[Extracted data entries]
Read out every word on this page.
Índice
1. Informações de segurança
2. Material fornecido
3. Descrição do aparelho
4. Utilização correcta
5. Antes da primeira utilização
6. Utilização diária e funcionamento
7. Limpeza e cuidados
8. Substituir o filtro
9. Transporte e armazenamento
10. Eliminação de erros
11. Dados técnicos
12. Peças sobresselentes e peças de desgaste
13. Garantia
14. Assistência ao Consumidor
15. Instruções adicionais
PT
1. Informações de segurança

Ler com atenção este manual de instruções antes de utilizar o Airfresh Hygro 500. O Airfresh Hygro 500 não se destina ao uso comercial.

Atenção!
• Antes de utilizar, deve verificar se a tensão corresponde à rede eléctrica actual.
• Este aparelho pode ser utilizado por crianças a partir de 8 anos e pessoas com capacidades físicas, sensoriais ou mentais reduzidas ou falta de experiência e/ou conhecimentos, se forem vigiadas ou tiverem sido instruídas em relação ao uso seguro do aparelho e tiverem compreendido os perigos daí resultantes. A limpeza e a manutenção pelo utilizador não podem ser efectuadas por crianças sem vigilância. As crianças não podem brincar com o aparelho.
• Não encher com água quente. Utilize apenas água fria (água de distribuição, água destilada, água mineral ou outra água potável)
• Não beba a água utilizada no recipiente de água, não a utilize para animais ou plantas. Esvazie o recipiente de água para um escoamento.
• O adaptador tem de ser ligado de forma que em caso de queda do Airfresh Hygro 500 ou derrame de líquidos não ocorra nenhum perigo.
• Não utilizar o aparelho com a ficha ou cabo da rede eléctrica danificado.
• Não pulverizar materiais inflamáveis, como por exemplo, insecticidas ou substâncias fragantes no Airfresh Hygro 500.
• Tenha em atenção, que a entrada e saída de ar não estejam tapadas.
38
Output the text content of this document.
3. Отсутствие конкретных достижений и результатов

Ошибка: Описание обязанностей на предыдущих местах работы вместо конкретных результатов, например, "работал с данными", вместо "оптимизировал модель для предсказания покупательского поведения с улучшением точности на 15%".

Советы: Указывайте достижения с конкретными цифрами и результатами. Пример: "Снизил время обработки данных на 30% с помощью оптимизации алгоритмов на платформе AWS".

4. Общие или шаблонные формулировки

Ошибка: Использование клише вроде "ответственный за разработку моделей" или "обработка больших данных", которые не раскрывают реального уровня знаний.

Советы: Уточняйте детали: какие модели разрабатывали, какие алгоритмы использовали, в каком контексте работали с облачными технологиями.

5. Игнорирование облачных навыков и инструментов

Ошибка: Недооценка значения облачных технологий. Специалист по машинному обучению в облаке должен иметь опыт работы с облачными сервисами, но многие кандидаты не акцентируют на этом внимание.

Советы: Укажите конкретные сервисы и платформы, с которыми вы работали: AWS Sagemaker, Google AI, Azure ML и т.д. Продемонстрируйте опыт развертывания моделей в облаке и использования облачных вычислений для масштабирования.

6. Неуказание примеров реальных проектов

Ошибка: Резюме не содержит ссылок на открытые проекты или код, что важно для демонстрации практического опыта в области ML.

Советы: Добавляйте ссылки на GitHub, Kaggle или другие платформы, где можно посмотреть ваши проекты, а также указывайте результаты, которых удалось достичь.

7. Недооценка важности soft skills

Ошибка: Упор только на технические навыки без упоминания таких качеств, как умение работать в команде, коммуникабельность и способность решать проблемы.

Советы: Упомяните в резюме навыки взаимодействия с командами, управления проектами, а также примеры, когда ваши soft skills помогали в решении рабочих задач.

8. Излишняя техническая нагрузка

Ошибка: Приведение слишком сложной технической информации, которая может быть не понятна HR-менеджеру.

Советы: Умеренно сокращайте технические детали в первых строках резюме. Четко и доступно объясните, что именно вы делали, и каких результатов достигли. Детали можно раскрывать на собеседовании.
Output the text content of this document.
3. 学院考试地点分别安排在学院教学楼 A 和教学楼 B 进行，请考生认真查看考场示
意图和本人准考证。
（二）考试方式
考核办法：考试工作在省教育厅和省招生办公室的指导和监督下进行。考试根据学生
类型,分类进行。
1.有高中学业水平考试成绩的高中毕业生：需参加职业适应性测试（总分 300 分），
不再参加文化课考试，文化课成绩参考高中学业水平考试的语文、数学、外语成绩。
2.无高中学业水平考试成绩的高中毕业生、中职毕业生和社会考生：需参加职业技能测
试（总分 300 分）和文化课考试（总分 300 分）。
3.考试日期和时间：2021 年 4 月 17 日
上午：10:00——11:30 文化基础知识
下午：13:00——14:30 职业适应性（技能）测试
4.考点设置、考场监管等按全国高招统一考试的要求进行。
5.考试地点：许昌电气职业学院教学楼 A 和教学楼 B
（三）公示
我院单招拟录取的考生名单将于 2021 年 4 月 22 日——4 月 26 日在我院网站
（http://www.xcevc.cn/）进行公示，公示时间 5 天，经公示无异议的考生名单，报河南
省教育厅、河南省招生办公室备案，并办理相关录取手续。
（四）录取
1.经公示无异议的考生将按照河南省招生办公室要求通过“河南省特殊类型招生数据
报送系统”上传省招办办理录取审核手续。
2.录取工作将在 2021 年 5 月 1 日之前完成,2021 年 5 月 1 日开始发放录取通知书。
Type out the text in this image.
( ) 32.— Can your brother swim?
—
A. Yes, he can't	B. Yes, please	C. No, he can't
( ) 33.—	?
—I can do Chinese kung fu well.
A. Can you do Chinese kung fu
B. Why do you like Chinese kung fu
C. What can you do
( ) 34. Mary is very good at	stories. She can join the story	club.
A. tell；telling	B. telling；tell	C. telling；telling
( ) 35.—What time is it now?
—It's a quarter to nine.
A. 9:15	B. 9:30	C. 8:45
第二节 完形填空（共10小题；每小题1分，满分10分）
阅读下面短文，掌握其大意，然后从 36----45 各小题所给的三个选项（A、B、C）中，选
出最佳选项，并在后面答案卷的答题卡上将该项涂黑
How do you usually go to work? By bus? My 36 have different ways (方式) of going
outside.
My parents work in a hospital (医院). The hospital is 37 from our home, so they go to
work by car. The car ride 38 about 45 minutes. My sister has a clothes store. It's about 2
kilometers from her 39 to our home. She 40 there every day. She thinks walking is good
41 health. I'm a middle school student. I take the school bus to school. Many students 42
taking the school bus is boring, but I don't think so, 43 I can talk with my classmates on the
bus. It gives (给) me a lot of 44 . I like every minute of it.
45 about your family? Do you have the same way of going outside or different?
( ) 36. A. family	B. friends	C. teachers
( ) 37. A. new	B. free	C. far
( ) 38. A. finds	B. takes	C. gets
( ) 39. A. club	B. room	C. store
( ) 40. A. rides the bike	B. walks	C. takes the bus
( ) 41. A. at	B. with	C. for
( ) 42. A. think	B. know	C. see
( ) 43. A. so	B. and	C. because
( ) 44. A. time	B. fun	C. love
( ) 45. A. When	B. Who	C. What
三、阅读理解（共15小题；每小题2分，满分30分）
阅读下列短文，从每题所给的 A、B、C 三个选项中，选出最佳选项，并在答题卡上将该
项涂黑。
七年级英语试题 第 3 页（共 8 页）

• Exercise details:
Copy out the lines that hold "ваши".

• Completed task:
Советы: Добавляйте ссылки на GitHub, Kaggle или другие платформы, где можно посмотреть ваши проекты, а также указывайте результаты, которых удалось достичь.
Советы: Упомяните в резюме навыки взаимодействия с командами, управления проектами, а также примеры, когда ваши soft skills помогали в решении рабочих задач.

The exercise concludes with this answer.